Required work =
Every entry must be copied word for word.

Items from a data source =
•••••

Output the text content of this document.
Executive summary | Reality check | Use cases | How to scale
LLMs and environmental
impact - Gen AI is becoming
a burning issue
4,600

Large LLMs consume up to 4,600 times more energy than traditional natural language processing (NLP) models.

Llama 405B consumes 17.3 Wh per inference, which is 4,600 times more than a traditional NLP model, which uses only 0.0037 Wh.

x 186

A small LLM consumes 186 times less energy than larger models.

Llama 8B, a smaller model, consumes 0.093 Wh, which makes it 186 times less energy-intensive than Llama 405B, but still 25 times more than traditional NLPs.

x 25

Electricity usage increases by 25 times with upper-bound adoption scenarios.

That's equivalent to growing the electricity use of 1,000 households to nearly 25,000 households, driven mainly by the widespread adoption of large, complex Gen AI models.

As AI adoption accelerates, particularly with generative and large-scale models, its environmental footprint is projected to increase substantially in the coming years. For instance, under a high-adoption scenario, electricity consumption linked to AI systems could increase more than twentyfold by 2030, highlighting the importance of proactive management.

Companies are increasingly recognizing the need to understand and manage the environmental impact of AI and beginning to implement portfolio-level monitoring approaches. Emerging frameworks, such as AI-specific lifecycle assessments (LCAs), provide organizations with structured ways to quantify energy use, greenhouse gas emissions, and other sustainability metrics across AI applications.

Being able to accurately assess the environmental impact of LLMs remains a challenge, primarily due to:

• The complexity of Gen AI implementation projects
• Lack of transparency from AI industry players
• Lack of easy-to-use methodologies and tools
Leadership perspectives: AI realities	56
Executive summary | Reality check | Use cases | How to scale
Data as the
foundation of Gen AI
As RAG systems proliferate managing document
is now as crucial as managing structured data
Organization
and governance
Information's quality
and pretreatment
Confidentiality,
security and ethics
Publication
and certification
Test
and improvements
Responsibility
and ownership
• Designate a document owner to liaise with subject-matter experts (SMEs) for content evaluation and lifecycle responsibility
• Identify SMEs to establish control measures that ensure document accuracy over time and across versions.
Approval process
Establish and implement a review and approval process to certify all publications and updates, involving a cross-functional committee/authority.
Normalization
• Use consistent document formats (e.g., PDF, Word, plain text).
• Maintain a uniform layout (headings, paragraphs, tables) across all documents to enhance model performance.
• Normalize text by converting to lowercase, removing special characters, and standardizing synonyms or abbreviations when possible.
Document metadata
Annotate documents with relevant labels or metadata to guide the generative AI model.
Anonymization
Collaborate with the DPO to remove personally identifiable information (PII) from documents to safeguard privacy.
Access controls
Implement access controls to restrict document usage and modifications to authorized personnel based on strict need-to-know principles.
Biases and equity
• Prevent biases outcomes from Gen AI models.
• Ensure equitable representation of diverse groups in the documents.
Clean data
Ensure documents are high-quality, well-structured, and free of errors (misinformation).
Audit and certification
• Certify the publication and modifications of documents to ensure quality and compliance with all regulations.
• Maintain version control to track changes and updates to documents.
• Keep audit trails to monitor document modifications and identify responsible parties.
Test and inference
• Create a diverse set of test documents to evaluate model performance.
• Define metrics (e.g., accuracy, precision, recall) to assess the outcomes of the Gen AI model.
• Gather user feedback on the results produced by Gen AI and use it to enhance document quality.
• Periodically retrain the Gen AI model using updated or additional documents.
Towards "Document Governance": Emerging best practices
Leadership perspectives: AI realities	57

•••••

Finished task =
Output the text content of this document.
Executive summary | Reality check | Use cases | How to scale
LLMs and environmental
impact - Gen AI is becoming
a burning issue
4,600

Large LLMs consume up to 4,600 times more energy than traditional natural language processing (NLP) models.

Llama 405B consumes 17.3 Wh per inference, which is 4,600 times more than a traditional NLP model, which uses only 0.0037 Wh.

x 186

A small LLM consumes 186 times less energy than larger models.

Llama 8B, a smaller model, consumes 0.093 Wh, which makes it 186 times less energy-intensive than Llama 405B, but still 25 times more than traditional NLPs.

x 25

Electricity usage increases by 25 times with upper-bound adoption scenarios.

That's equivalent to growing the electricity use of 1,000 households to nearly 25,000 households, driven mainly by the widespread adoption of large, complex Gen AI models.

As AI adoption accelerates, particularly with generative and large-scale models, its environmental footprint is projected to increase substantially in the coming years. For instance, under a high-adoption scenario, electricity consumption linked to AI systems could increase more than twentyfold by 2030, highlighting the importance of proactive management.

Companies are increasingly recognizing the need to understand and manage the environmental impact of AI and beginning to implement portfolio-level monitoring approaches. Emerging frameworks, such as AI-specific lifecycle assessments (LCAs), provide organizations with structured ways to quantify energy use, greenhouse gas emissions, and other sustainability metrics across AI applications.

Being able to accurately assess the environmental impact of LLMs remains a challenge, primarily due to:

• The complexity of Gen AI implementation projects
• Lack of transparency from AI industry players
• Lack of easy-to-use methodologies and tools
Leadership perspectives: AI realities	56
Executive summary | Reality check | Use cases | How to scale
Data as the
foundation of Gen AI
As RAG systems proliferate managing document
is now as crucial as managing structured data
Organization
and governance
Information's quality
and pretreatment
Confidentiality,
security and ethics
Publication
and certification
Test
and improvements
Responsibility
and ownership
• Designate a document owner to liaise with subject-matter experts (SMEs) for content evaluation and lifecycle responsibility
• Identify SMEs to establish control measures that ensure document accuracy over time and across versions.
Approval process
Establish and implement a review and approval process to certify all publications and updates, involving a cross-functional committee/authority.
Normalization
• Use consistent document formats (e.g., PDF, Word, plain text).
• Maintain a uniform layout (headings, paragraphs, tables) across all documents to enhance model performance.
• Normalize text by converting to lowercase, removing special characters, and standardizing synonyms or abbreviations when possible.
Document metadata
Annotate documents with relevant labels or metadata to guide the generative AI model.
Anonymization
Collaborate with the DPO to remove personally identifiable information (PII) from documents to safeguard privacy.
Access controls
Implement access controls to restrict document usage and modifications to authorized personnel based on strict need-to-know principles.
Biases and equity
• Prevent biases outcomes from Gen AI models.
• Ensure equitable representation of diverse groups in the documents.
Clean data
Ensure documents are high-quality, well-structured, and free of errors (misinformation).
Audit and certification
• Certify the publication and modifications of documents to ensure quality and compliance with all regulations.
• Maintain version control to track changes and updates to documents.
• Keep audit trails to monitor document modifications and identify responsible parties.
Test and inference
• Create a diverse set of test documents to evaluate model performance.
• Define metrics (e.g., accuracy, precision, recall) to assess the outcomes of the Gen AI model.
• Gather user feedback on the results produced by Gen AI and use it to enhance document quality.
• Periodically retrain the Gen AI model using updated or additional documents.
Towards "Document Governance": Emerging best practices
Leadership perspectives: AI realities	57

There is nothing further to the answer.